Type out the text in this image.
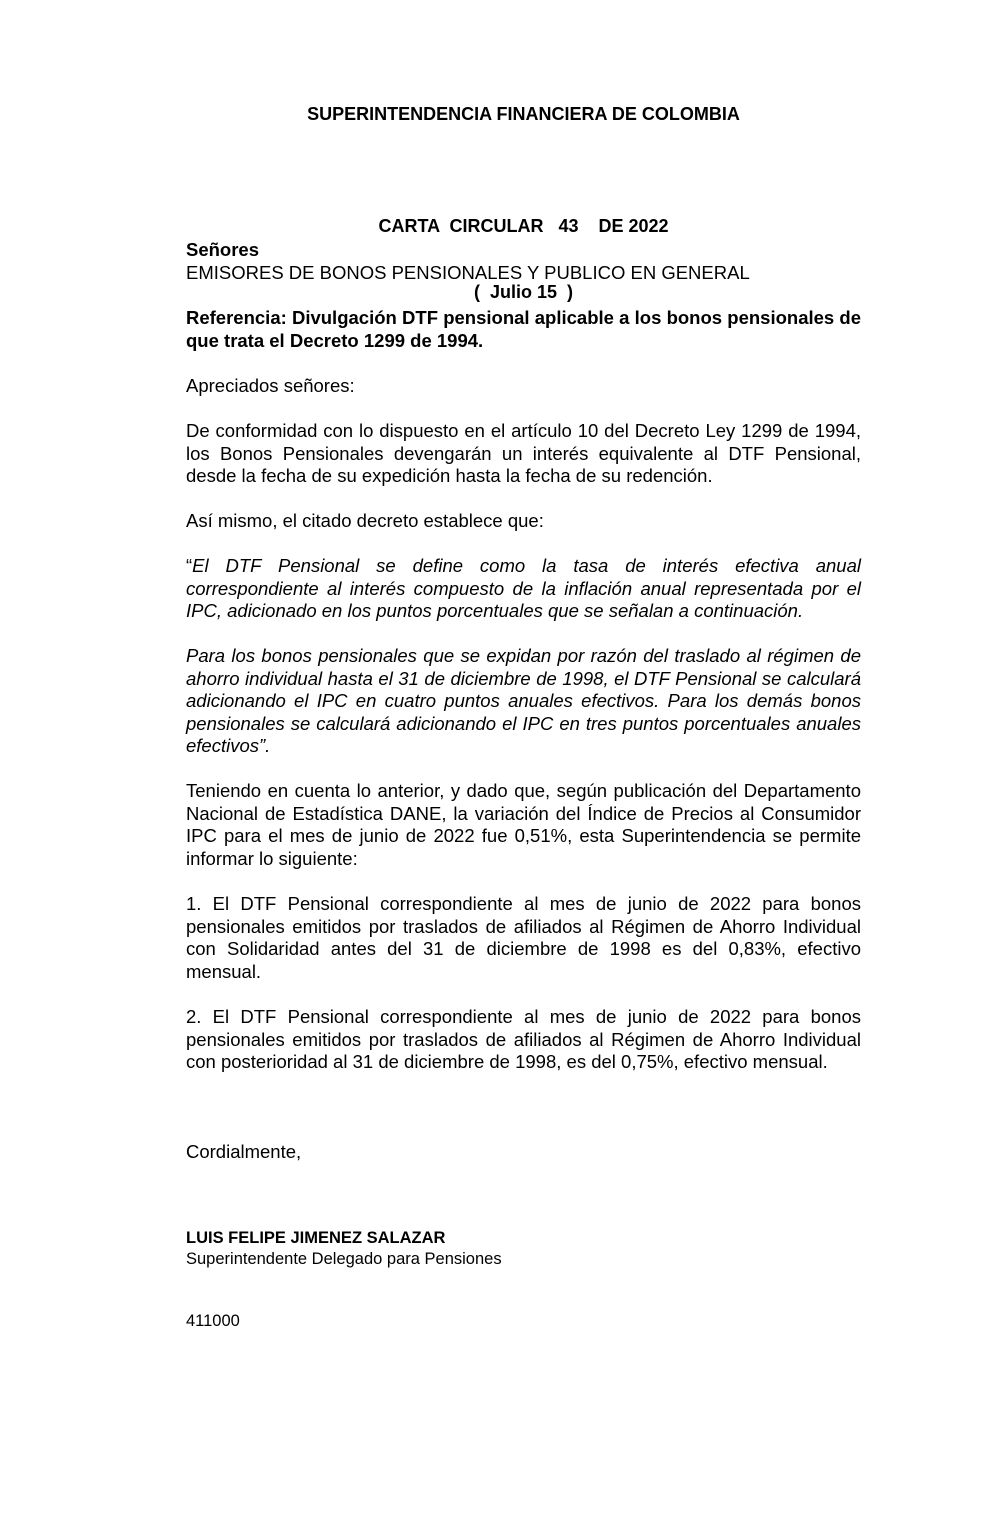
SUPERINTENDENCIA FINANCIERA DE COLOMBIA

CARTA  CIRCULAR   43    DE 2022

(  Julio 15  )

Señores
EMISORES DE BONOS PENSIONALES Y PUBLICO EN GENERAL
Referencia: Divulgación DTF pensional aplicable a los bonos pensionales de que trata el Decreto 1299 de 1994.
Apreciados señores:
De conformidad con lo dispuesto en el artículo 10 del Decreto Ley 1299 de 1994, los Bonos Pensionales devengarán un interés equivalente al DTF Pensional, desde la fecha de su expedición hasta la fecha de su redención.
Así mismo, el citado decreto establece que:
“El DTF Pensional se define como la tasa de interés efectiva anual correspondiente al interés compuesto de la inflación anual representada por el IPC, adicionado en los puntos porcentuales que se señalan a continuación.
Para los bonos pensionales que se expidan por razón del traslado al régimen de ahorro individual hasta el 31 de diciembre de 1998, el DTF Pensional se calculará adicionando el IPC en cuatro puntos anuales efectivos. Para los demás bonos pensionales se calculará adicionando el IPC en tres puntos porcentuales anuales efectivos”.
Teniendo en cuenta lo anterior, y dado que, según publicación del Departamento Nacional de Estadística DANE, la variación del Índice de Precios al Consumidor IPC para el mes de junio de 2022 fue 0,51%, esta Superintendencia se permite informar lo siguiente:
1. El DTF Pensional correspondiente al mes de junio de 2022 para bonos pensionales emitidos por traslados de afiliados al Régimen de Ahorro Individual con Solidaridad antes del 31 de diciembre de 1998 es del 0,83%, efectivo mensual.
2. El DTF Pensional correspondiente al mes de junio de 2022 para bonos pensionales emitidos por traslados de afiliados al Régimen de Ahorro Individual con posterioridad al 31 de diciembre de 1998, es del 0,75%, efectivo mensual.
Cordialmente,
LUIS FELIPE JIMENEZ SALAZAR
Superintendente Delegado para Pensiones
411000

____

The records above are to be reproduced exactly; the pictures are to be left out.

RESULT OF THE TASK =>
Type out the text in this image.
SUPERINTENDENCIA FINANCIERA DE COLOMBIA

CARTA  CIRCULAR   43    DE 2022

(  Julio 15  )

Señores
EMISORES DE BONOS PENSIONALES Y PUBLICO EN GENERAL
Referencia: Divulgación DTF pensional aplicable a los bonos pensionales de que trata el Decreto 1299 de 1994.
Apreciados señores:
De conformidad con lo dispuesto en el artículo 10 del Decreto Ley 1299 de 1994, los Bonos Pensionales devengarán un interés equivalente al DTF Pensional, desde la fecha de su expedición hasta la fecha de su redención.
Así mismo, el citado decreto establece que:
“El DTF Pensional se define como la tasa de interés efectiva anual correspondiente al interés compuesto de la inflación anual representada por el IPC, adicionado en los puntos porcentuales que se señalan a continuación.
Para los bonos pensionales que se expidan por razón del traslado al régimen de ahorro individual hasta el 31 de diciembre de 1998, el DTF Pensional se calculará adicionando el IPC en cuatro puntos anuales efectivos. Para los demás bonos pensionales se calculará adicionando el IPC en tres puntos porcentuales anuales efectivos”.
Teniendo en cuenta lo anterior, y dado que, según publicación del Departamento Nacional de Estadística DANE, la variación del Índice de Precios al Consumidor IPC para el mes de junio de 2022 fue 0,51%, esta Superintendencia se permite informar lo siguiente:
1. El DTF Pensional correspondiente al mes de junio de 2022 para bonos pensionales emitidos por traslados de afiliados al Régimen de Ahorro Individual con Solidaridad antes del 31 de diciembre de 1998 es del 0,83%, efectivo mensual.
2. El DTF Pensional correspondiente al mes de junio de 2022 para bonos pensionales emitidos por traslados de afiliados al Régimen de Ahorro Individual con posterioridad al 31 de diciembre de 1998, es del 0,75%, efectivo mensual.
Cordialmente,
LUIS FELIPE JIMENEZ SALAZAR
Superintendente Delegado para Pensiones
411000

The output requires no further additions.